**DESCRIPTION OF THE TASK**
From the listing below, pick out each line with the word "ylabel".
┄┄┄┄┄┄┄┄┄┄
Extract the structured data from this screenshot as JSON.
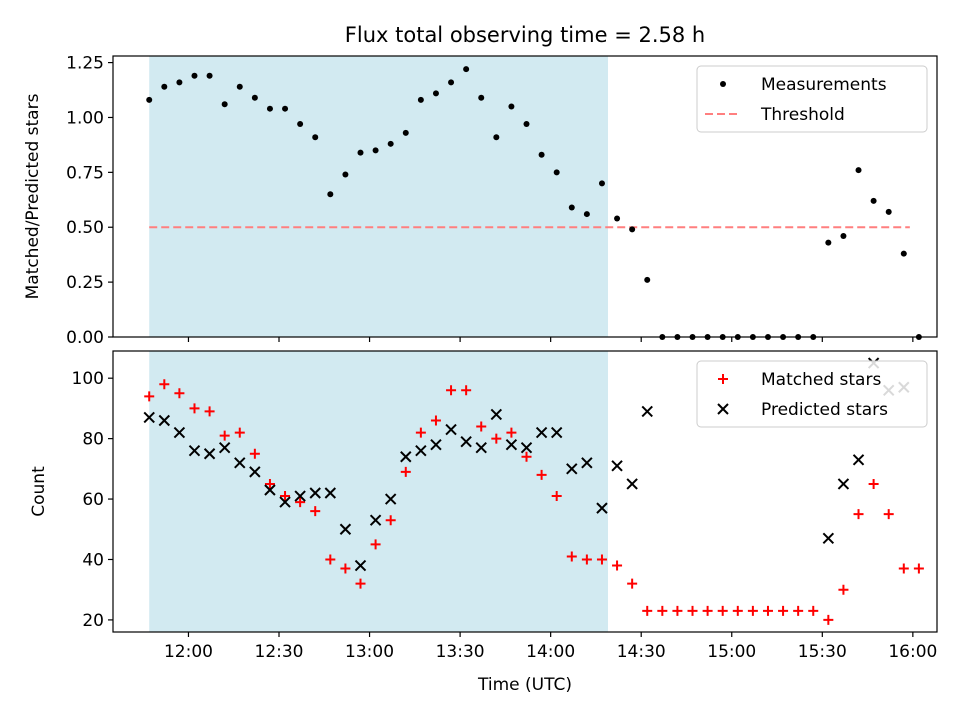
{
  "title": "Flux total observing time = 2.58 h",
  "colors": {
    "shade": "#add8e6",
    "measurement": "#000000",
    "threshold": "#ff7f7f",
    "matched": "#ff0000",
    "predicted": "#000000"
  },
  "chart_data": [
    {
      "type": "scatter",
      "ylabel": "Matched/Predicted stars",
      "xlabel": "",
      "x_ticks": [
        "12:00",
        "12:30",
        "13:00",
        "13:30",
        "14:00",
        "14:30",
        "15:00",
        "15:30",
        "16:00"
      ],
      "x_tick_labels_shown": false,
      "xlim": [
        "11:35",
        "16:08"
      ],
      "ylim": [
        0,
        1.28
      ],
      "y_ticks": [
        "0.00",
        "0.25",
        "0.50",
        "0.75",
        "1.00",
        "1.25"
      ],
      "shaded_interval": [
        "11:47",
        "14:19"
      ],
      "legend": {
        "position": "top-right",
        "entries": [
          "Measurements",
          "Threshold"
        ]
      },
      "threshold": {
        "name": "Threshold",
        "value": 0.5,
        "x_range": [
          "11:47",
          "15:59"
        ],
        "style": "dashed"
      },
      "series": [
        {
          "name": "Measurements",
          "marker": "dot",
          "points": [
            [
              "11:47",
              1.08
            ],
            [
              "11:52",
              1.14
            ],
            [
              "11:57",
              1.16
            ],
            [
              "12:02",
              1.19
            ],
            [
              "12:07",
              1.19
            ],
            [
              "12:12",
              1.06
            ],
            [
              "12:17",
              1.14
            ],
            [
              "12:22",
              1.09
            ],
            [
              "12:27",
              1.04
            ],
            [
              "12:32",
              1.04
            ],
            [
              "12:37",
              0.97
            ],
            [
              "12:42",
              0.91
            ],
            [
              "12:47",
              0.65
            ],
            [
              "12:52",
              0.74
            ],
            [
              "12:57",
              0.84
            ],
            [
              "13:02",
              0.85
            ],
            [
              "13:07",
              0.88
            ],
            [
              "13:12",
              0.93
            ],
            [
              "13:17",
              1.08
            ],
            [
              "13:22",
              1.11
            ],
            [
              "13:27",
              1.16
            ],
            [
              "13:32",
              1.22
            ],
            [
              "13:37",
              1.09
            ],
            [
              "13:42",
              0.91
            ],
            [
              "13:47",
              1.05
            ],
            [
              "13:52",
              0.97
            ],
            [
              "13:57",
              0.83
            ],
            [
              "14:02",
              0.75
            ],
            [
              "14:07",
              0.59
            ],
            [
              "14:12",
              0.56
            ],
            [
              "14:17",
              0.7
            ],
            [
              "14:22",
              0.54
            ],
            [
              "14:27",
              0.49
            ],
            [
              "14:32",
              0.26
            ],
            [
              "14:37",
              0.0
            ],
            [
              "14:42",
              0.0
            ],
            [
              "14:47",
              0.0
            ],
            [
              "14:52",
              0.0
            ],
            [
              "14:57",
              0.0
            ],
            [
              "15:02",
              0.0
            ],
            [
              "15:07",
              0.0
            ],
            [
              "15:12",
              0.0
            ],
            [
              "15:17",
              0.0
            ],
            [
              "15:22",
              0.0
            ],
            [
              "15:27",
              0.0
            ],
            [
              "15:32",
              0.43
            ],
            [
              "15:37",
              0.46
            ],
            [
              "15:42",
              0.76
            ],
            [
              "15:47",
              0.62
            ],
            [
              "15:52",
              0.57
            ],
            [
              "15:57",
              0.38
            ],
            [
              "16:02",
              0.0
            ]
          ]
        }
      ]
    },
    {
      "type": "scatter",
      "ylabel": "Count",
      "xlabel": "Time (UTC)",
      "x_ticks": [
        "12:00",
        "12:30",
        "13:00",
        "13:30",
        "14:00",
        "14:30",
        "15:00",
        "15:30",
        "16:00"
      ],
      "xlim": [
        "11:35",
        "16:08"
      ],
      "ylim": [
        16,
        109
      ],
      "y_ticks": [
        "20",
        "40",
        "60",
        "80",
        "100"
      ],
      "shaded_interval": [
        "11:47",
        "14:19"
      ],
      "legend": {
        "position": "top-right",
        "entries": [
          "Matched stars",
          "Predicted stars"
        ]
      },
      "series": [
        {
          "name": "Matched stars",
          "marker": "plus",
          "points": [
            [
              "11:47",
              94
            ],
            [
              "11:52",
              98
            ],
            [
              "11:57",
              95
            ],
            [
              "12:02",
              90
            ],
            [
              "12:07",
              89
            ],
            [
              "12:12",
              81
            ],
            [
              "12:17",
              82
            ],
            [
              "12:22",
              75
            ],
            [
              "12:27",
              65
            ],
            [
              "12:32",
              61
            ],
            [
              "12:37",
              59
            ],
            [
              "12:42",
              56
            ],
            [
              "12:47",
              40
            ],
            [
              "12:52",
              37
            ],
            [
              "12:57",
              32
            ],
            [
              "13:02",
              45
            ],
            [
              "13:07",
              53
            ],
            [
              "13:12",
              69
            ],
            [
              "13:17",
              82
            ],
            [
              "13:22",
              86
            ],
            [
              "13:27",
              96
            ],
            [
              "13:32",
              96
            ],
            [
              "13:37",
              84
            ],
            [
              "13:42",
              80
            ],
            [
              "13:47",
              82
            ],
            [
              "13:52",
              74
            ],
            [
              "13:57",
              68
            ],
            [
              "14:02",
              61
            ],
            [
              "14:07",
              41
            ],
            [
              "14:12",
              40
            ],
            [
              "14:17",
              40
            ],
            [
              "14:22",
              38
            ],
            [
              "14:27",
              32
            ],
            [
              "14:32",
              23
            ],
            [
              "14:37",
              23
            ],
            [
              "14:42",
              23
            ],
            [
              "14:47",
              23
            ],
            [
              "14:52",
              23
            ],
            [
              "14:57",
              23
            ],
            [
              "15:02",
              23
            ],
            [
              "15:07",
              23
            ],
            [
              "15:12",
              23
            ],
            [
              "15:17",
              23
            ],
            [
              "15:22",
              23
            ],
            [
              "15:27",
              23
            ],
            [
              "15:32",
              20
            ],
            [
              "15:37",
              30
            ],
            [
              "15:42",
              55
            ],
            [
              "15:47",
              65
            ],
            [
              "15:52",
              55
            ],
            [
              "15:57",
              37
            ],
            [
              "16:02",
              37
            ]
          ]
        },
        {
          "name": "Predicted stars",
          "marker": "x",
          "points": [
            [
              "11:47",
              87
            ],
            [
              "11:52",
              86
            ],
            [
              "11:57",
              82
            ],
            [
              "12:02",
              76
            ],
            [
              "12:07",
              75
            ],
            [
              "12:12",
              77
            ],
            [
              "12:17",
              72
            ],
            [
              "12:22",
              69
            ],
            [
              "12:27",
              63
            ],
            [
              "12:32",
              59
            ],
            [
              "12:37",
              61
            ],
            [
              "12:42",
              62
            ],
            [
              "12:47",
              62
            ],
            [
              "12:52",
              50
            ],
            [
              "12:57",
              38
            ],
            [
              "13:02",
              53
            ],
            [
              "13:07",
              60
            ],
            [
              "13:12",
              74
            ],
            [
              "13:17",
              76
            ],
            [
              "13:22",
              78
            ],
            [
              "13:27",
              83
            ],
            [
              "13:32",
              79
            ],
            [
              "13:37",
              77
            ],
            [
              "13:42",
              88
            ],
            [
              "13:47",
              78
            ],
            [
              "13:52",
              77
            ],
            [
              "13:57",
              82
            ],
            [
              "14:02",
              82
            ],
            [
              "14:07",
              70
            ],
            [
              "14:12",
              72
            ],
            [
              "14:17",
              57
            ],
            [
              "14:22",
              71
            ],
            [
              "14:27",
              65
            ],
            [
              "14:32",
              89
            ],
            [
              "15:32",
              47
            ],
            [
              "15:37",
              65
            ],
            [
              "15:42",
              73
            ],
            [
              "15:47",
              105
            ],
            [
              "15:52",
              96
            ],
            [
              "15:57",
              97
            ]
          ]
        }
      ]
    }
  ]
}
┄┄┄┄┄┄┄┄┄┄
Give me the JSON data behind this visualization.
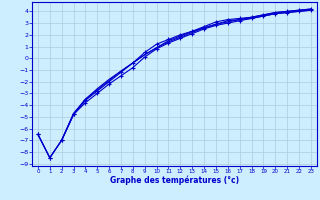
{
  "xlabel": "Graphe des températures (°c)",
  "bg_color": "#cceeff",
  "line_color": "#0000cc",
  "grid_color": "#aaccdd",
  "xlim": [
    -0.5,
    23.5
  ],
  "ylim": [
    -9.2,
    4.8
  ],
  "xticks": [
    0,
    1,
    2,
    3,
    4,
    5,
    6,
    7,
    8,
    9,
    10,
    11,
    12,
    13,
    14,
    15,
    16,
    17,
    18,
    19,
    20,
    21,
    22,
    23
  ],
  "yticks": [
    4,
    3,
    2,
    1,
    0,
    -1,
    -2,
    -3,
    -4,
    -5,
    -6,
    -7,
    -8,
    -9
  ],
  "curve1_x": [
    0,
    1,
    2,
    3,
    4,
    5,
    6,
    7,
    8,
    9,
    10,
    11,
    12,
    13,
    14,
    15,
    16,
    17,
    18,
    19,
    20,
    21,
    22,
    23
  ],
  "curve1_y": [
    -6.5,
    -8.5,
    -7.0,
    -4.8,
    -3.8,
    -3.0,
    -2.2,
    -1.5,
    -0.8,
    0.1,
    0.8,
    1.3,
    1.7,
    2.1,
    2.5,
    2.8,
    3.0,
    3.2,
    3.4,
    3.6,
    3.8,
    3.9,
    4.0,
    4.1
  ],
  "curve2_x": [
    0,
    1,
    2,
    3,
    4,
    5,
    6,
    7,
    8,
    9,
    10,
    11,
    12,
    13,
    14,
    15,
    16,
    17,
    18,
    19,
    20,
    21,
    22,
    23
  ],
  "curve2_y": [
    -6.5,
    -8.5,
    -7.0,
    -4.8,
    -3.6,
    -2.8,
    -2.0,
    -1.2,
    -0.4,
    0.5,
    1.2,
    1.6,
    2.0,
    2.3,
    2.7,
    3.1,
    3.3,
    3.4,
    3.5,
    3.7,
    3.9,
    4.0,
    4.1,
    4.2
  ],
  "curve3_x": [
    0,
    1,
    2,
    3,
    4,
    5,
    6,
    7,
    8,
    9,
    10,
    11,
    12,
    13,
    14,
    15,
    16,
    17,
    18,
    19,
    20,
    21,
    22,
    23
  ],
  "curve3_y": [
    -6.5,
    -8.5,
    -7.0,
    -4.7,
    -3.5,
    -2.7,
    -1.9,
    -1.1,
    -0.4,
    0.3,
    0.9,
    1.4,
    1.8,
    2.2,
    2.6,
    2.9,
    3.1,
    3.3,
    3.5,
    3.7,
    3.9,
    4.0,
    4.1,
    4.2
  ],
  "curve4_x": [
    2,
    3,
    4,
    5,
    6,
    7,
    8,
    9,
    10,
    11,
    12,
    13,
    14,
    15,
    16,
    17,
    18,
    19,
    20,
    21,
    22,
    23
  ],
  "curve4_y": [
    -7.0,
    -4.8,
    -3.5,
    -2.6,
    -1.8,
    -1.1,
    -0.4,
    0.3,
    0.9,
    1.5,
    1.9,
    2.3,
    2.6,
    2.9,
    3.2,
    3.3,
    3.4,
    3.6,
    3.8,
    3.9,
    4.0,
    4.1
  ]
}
┄┄┄┄┄┄┄┄┄┄
**ANSWER TO THE EXERCISE**
      "ylabel": "Matched/Predicted stars",
      "ylabel": "Count",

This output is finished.